### [What to do]
Exactly as they appear, set down all the lines of the material.

::::::::

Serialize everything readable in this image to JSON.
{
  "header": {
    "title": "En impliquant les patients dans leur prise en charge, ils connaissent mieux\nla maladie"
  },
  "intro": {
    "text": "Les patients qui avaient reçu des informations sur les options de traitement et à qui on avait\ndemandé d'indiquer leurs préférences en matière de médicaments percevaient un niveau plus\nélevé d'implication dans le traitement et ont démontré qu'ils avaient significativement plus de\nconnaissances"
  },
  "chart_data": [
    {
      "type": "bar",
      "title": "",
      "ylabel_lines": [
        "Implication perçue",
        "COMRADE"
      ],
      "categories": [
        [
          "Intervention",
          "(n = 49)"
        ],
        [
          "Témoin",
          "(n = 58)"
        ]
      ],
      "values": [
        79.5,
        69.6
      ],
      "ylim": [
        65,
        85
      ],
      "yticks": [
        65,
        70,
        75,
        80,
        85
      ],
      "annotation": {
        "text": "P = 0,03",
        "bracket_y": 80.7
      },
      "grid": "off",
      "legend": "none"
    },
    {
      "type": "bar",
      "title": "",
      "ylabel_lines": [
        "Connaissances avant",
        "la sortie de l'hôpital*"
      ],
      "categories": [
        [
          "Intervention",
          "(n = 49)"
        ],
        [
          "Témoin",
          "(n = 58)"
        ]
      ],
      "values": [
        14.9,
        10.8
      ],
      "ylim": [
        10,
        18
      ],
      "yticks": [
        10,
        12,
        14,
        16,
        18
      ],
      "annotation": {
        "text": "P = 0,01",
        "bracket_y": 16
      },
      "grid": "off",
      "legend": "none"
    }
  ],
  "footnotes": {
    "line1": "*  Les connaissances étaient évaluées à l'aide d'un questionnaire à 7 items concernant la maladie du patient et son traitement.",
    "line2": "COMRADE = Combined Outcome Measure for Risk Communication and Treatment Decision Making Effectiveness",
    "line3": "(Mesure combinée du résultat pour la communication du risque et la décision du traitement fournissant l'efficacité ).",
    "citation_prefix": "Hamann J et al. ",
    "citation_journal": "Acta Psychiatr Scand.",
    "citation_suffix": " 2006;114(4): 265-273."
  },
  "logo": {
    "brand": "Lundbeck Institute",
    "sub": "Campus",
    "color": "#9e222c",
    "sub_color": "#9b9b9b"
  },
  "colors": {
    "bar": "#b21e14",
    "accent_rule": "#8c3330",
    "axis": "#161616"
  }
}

::::::::

### [Written reply]
Serialize everything readable in this image to JSON.
{
  "header": {
    "title": "En impliquant les patients dans leur prise en charge, ils connaissent mieux\nla maladie"
  },
  "intro": {
    "text": "Les patients qui avaient reçu des informations sur les options de traitement et à qui on avait\ndemandé d'indiquer leurs préférences en matière de médicaments percevaient un niveau plus\nélevé d'implication dans le traitement et ont démontré qu'ils avaient significativement plus de\nconnaissances"
  },
  "chart_data": [
    {
      "type": "bar",
      "title": "",
      "ylabel_lines": [
        "Implication perçue",
        "COMRADE"
      ],
      "categories": [
        [
          "Intervention",
          "(n = 49)"
        ],
        [
          "Témoin",
          "(n = 58)"
        ]
      ],
      "values": [
        79.5,
        69.6
      ],
      "ylim": [
        65,
        85
      ],
      "yticks": [
        65,
        70,
        75,
        80,
        85
      ],
      "annotation": {
        "text": "P = 0,03",
        "bracket_y": 80.7
      },
      "grid": "off",
      "legend": "none"
    },
    {
      "type": "bar",
      "title": "",
      "ylabel_lines": [
        "Connaissances avant",
        "la sortie de l'hôpital*"
      ],
      "categories": [
        [
          "Intervention",
          "(n = 49)"
        ],
        [
          "Témoin",
          "(n = 58)"
        ]
      ],
      "values": [
        14.9,
        10.8
      ],
      "ylim": [
        10,
        18
      ],
      "yticks": [
        10,
        12,
        14,
        16,
        18
      ],
      "annotation": {
        "text": "P = 0,01",
        "bracket_y": 16
      },
      "grid": "off",
      "legend": "none"
    }
  ],
  "footnotes": {
    "line1": "*  Les connaissances étaient évaluées à l'aide d'un questionnaire à 7 items concernant la maladie du patient et son traitement.",
    "line2": "COMRADE = Combined Outcome Measure for Risk Communication and Treatment Decision Making Effectiveness",
    "line3": "(Mesure combinée du résultat pour la communication du risque et la décision du traitement fournissant l'efficacité ).",
    "citation_prefix": "Hamann J et al. ",
    "citation_journal": "Acta Psychiatr Scand.",
    "citation_suffix": " 2006;114(4): 265-273."
  },
  "logo": {
    "brand": "Lundbeck Institute",
    "sub": "Campus",
    "color": "#9e222c",
    "sub_color": "#9b9b9b"
  },
  "colors": {
    "bar": "#b21e14",
    "accent_rule": "#8c3330",
    "axis": "#161616"
  }
}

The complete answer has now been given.